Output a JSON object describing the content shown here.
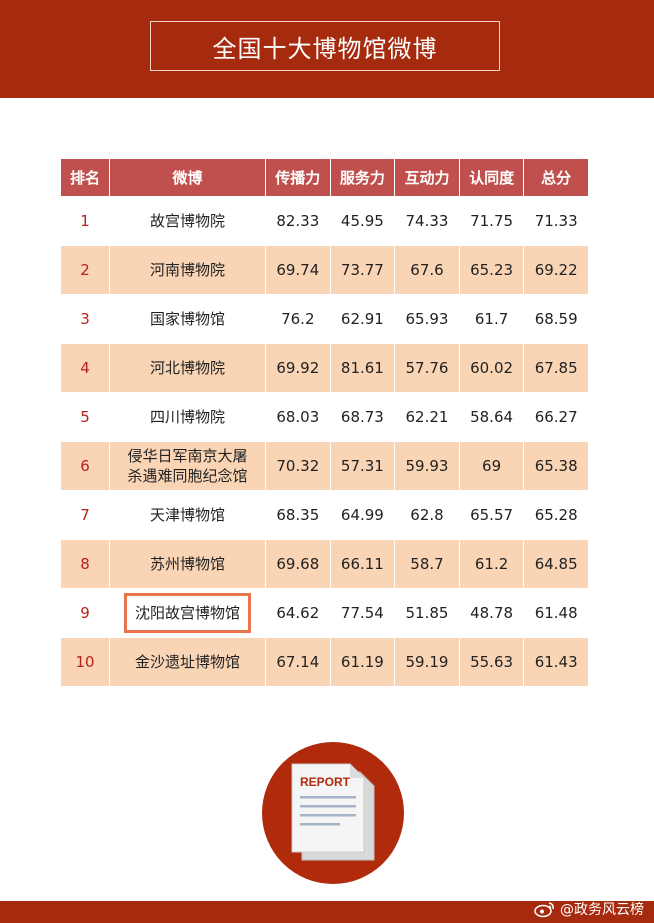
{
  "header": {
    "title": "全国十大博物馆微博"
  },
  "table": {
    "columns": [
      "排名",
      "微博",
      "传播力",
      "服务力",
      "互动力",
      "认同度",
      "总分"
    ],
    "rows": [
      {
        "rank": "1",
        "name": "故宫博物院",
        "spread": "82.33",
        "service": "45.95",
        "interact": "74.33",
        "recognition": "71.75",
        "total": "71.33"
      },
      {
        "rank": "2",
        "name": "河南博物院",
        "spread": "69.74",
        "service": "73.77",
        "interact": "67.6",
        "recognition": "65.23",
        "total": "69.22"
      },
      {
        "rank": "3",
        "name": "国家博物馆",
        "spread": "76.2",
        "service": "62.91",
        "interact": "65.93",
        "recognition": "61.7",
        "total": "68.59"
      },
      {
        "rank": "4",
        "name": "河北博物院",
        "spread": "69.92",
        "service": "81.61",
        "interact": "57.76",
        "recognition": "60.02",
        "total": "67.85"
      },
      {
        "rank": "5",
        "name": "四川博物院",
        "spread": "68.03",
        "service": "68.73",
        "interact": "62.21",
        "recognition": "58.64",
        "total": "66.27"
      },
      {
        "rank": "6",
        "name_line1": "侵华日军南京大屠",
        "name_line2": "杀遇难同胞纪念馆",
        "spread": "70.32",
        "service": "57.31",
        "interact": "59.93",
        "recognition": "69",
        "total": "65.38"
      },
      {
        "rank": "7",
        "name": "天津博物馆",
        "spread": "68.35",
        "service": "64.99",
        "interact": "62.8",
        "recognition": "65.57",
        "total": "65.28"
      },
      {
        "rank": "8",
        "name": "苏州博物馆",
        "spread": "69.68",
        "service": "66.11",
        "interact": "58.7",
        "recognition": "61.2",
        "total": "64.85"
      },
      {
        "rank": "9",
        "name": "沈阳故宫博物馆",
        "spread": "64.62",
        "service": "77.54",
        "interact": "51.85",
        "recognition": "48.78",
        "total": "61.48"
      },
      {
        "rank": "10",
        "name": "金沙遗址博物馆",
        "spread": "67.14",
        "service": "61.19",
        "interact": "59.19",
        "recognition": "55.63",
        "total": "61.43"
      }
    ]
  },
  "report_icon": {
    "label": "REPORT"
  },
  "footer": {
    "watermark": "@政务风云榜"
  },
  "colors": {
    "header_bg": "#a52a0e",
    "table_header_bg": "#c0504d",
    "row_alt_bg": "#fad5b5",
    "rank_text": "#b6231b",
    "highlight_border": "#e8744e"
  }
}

-- -- --

Requirement
Leaving all pictures aside, quote each record exactly.

Final result
Output a JSON object describing the content shown here.
{
  "header": {
    "title": "全国十大博物馆微博"
  },
  "table": {
    "columns": [
      "排名",
      "微博",
      "传播力",
      "服务力",
      "互动力",
      "认同度",
      "总分"
    ],
    "rows": [
      {
        "rank": "1",
        "name": "故宫博物院",
        "spread": "82.33",
        "service": "45.95",
        "interact": "74.33",
        "recognition": "71.75",
        "total": "71.33"
      },
      {
        "rank": "2",
        "name": "河南博物院",
        "spread": "69.74",
        "service": "73.77",
        "interact": "67.6",
        "recognition": "65.23",
        "total": "69.22"
      },
      {
        "rank": "3",
        "name": "国家博物馆",
        "spread": "76.2",
        "service": "62.91",
        "interact": "65.93",
        "recognition": "61.7",
        "total": "68.59"
      },
      {
        "rank": "4",
        "name": "河北博物院",
        "spread": "69.92",
        "service": "81.61",
        "interact": "57.76",
        "recognition": "60.02",
        "total": "67.85"
      },
      {
        "rank": "5",
        "name": "四川博物院",
        "spread": "68.03",
        "service": "68.73",
        "interact": "62.21",
        "recognition": "58.64",
        "total": "66.27"
      },
      {
        "rank": "6",
        "name_line1": "侵华日军南京大屠",
        "name_line2": "杀遇难同胞纪念馆",
        "spread": "70.32",
        "service": "57.31",
        "interact": "59.93",
        "recognition": "69",
        "total": "65.38"
      },
      {
        "rank": "7",
        "name": "天津博物馆",
        "spread": "68.35",
        "service": "64.99",
        "interact": "62.8",
        "recognition": "65.57",
        "total": "65.28"
      },
      {
        "rank": "8",
        "name": "苏州博物馆",
        "spread": "69.68",
        "service": "66.11",
        "interact": "58.7",
        "recognition": "61.2",
        "total": "64.85"
      },
      {
        "rank": "9",
        "name": "沈阳故宫博物馆",
        "spread": "64.62",
        "service": "77.54",
        "interact": "51.85",
        "recognition": "48.78",
        "total": "61.48"
      },
      {
        "rank": "10",
        "name": "金沙遗址博物馆",
        "spread": "67.14",
        "service": "61.19",
        "interact": "59.19",
        "recognition": "55.63",
        "total": "61.43"
      }
    ]
  },
  "report_icon": {
    "label": "REPORT"
  },
  "footer": {
    "watermark": "@政务风云榜"
  },
  "colors": {
    "header_bg": "#a52a0e",
    "table_header_bg": "#c0504d",
    "row_alt_bg": "#fad5b5",
    "rank_text": "#b6231b",
    "highlight_border": "#e8744e"
  }
}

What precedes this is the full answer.